Stored entries
◆ ◆ ◆ ◆ ◆

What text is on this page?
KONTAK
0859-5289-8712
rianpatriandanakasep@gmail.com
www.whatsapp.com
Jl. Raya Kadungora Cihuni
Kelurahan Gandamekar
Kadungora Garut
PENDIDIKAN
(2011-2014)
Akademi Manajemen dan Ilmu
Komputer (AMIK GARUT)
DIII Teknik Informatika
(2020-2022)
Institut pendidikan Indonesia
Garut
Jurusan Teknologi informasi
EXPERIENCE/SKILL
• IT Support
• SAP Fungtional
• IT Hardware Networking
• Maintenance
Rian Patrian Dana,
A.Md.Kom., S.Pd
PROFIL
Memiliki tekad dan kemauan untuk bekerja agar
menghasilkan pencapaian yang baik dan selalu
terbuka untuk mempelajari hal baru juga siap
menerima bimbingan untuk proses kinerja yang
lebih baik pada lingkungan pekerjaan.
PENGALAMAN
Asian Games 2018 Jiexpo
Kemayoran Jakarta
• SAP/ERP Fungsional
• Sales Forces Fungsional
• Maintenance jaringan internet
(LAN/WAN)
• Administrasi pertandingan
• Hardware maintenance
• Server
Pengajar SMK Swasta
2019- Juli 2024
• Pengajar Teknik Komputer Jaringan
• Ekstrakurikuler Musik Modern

◆ ◆ ◆ ◆ ◆

Your answer should be a single number: how many lines of the material contain the word "Komputer".

Output for this exercise
2